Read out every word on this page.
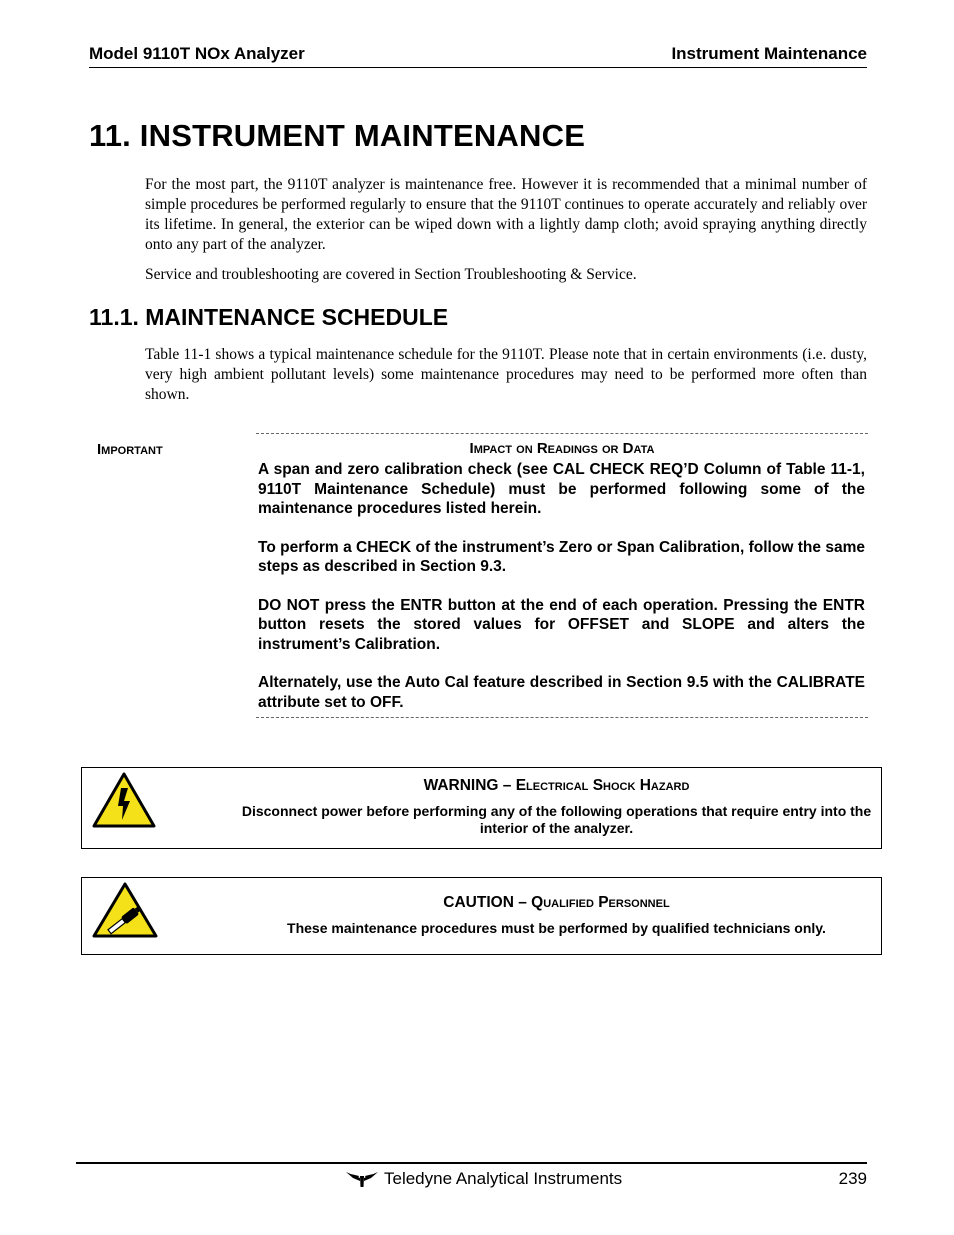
Model 9110T NOx Analyzer	Instrument Maintenance
11. INSTRUMENT MAINTENANCE
For the most part, the 9110T analyzer is maintenance free. However it is recommended that a minimal number of simple procedures be performed regularly to ensure that the 9110T continues to operate accurately and reliably over its lifetime. In general, the exterior can be wiped down with a lightly damp cloth; avoid spraying anything directly onto any part of the analyzer.
Service and troubleshooting are covered in Section Troubleshooting & Service.
11.1. MAINTENANCE SCHEDULE
Table 11-1 shows a typical maintenance schedule for the 9110T. Please note that in certain environments (i.e. dusty, very high ambient pollutant levels) some maintenance procedures may need to be performed more often than shown.
Important	Impact on Readings or Data

A span and zero calibration check (see CAL CHECK REQ’D Column of Table 11-1, 9110T Maintenance Schedule) must be performed following some of the maintenance procedures listed herein.

To perform a CHECK of the instrument’s Zero or Span Calibration, follow the same steps as described in Section 9.3.

DO NOT press the ENTR button at the end of each operation. Pressing the ENTR button resets the stored values for OFFSET and SLOPE and alters the instrument’s Calibration.

Alternately, use the Auto Cal feature described in Section 9.5 with the CALIBRATE attribute set to OFF.

WARNING – Electrical Shock Hazard
Disconnect power before performing any of the following operations that require entry into the interior of the analyzer.
CAUTION – Qualified Personnel
These maintenance procedures must be performed by qualified technicians only.
Teledyne Analytical Instruments	239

------

=== Task to carry out ===
Gather all the lines that include the word "must" and copy them out.

=== Complete response ===
A span and zero calibration check (see CAL CHECK REQ’D Column of Table 11-1, 9110T Maintenance Schedule) must be performed following some of the maintenance procedures listed herein.
These maintenance procedures must be performed by qualified technicians only.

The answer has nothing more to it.